### Requirements
Write out each line in which the string "subtitle" is present.

####

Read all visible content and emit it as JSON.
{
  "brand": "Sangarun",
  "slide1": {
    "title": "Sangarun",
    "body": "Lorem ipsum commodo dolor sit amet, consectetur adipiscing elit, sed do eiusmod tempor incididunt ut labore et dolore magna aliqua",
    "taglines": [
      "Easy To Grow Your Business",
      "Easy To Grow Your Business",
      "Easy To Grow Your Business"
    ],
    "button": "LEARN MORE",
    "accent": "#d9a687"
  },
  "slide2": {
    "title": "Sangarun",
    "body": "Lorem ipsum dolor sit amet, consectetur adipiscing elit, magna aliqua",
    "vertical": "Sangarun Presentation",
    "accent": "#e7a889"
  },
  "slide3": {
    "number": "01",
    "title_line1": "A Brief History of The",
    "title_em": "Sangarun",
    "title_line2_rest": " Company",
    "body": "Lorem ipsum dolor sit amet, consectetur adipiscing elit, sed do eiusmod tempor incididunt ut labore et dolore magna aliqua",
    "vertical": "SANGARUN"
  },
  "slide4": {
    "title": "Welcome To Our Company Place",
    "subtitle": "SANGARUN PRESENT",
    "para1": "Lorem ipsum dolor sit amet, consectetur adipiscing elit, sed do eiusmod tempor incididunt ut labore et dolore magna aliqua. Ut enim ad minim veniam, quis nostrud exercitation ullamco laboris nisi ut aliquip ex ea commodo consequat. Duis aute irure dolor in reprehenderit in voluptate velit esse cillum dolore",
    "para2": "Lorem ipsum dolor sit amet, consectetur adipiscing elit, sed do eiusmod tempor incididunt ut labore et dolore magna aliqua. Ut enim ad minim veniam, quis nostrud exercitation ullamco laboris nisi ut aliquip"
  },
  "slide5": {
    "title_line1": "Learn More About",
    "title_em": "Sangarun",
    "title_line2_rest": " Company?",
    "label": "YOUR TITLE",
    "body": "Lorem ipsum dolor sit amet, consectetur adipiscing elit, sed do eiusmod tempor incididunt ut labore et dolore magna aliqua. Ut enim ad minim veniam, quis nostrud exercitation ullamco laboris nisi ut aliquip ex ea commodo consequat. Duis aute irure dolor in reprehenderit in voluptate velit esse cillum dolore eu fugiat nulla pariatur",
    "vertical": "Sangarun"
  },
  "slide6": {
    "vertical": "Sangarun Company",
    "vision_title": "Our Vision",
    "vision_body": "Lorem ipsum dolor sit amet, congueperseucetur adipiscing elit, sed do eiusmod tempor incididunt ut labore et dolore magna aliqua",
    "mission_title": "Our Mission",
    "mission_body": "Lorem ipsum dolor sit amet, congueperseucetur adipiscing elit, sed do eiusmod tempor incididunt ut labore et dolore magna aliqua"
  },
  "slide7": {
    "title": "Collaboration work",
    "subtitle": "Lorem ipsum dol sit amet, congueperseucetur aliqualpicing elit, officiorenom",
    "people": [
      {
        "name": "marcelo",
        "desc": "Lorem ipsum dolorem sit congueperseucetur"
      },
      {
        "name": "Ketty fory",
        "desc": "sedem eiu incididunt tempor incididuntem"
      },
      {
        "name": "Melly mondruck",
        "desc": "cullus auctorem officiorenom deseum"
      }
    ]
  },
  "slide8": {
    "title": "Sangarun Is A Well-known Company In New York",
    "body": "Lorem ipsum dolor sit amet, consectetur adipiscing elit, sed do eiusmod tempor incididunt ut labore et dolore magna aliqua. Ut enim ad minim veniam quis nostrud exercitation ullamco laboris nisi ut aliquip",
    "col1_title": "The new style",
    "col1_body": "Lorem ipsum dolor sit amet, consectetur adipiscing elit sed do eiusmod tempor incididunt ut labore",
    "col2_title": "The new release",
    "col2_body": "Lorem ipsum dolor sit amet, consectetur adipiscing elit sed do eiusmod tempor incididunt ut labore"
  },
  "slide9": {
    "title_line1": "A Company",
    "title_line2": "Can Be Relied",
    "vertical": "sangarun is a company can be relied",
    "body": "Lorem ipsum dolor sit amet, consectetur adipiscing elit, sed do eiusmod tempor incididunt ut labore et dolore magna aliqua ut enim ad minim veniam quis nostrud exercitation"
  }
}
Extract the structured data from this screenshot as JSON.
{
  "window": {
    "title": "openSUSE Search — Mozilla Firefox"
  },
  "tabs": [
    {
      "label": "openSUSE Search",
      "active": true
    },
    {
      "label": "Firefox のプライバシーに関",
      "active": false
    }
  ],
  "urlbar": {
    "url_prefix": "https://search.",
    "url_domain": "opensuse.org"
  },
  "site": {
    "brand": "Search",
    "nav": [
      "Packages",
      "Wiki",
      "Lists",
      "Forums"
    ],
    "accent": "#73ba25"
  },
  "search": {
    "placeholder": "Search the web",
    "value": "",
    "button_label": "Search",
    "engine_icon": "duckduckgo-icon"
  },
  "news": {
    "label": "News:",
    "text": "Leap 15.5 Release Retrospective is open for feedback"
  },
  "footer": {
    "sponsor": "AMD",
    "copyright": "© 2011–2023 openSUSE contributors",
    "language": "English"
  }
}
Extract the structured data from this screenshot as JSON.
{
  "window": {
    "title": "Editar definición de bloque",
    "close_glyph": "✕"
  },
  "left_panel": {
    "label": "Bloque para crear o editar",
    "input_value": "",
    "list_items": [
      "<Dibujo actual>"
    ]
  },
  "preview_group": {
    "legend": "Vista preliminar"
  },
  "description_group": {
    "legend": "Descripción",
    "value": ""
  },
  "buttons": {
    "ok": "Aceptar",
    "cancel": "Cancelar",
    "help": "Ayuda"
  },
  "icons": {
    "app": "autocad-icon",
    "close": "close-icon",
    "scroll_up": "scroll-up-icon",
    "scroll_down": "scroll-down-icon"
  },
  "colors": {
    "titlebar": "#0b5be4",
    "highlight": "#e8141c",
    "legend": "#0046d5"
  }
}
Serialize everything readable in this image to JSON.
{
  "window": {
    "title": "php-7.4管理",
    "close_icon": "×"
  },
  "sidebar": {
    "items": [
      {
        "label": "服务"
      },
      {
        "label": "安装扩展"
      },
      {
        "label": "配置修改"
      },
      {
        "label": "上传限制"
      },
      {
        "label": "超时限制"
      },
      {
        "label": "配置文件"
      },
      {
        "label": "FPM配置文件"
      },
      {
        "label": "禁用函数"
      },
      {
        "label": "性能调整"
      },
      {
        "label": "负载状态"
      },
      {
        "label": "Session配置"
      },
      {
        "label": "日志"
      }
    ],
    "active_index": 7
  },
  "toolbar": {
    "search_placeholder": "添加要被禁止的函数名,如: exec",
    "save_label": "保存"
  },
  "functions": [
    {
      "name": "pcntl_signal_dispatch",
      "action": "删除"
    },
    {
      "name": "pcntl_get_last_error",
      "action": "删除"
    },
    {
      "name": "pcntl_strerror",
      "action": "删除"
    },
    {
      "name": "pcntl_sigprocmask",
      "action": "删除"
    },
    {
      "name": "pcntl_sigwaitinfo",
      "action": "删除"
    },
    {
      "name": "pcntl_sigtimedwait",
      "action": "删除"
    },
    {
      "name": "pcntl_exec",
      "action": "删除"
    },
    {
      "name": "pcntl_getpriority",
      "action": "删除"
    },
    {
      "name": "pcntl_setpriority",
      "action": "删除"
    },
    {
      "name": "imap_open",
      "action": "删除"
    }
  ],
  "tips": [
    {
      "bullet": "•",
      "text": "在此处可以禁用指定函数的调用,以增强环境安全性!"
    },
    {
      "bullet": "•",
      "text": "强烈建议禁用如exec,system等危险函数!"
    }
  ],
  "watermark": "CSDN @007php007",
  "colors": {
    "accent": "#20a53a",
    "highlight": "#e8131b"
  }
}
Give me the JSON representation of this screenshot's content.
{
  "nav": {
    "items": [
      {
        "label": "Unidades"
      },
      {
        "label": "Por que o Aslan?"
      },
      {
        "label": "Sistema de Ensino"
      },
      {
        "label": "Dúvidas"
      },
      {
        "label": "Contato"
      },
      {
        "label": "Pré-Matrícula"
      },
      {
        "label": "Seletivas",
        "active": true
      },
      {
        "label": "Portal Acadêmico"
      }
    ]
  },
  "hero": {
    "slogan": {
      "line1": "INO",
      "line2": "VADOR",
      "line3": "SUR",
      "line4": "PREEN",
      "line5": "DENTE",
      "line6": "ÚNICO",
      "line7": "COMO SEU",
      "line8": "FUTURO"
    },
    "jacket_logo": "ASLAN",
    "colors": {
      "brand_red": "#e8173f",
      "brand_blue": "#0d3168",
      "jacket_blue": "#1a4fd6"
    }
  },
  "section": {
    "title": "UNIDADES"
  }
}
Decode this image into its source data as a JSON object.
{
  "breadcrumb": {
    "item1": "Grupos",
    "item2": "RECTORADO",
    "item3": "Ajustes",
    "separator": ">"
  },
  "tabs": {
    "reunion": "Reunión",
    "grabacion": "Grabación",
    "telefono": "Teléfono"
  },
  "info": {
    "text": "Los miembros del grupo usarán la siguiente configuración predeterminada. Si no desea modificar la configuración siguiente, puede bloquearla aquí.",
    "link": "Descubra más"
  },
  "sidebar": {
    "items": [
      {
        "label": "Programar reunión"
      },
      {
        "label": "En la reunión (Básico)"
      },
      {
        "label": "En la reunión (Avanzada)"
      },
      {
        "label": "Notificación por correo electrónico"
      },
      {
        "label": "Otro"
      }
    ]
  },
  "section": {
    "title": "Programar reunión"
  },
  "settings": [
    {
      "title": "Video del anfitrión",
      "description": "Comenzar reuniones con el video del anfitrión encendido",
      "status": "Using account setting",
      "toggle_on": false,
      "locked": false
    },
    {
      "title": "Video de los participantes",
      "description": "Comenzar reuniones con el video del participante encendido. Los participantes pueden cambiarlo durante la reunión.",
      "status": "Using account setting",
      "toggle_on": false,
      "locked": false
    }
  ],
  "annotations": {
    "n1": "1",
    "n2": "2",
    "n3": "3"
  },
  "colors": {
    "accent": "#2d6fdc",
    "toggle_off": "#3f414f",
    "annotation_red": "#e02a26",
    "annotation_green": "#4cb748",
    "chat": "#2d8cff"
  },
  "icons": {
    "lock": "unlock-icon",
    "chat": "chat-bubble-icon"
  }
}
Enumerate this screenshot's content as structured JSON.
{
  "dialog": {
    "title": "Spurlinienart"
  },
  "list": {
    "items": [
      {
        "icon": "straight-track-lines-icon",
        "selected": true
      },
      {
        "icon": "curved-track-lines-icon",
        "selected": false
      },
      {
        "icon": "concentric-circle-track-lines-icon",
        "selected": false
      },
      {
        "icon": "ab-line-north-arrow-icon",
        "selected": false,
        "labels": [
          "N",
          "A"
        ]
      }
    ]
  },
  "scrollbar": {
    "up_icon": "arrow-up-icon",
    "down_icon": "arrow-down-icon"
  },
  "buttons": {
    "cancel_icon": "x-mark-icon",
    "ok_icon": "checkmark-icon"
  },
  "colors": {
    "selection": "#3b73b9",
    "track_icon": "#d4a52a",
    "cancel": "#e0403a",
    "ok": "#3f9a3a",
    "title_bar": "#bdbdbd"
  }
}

####

### The output
    "subtitle": "SANGARUN PRESENT",
    "subtitle": "Lorem ipsum dol sit amet, congueperseucetur aliqualpicing elit, officiorenom",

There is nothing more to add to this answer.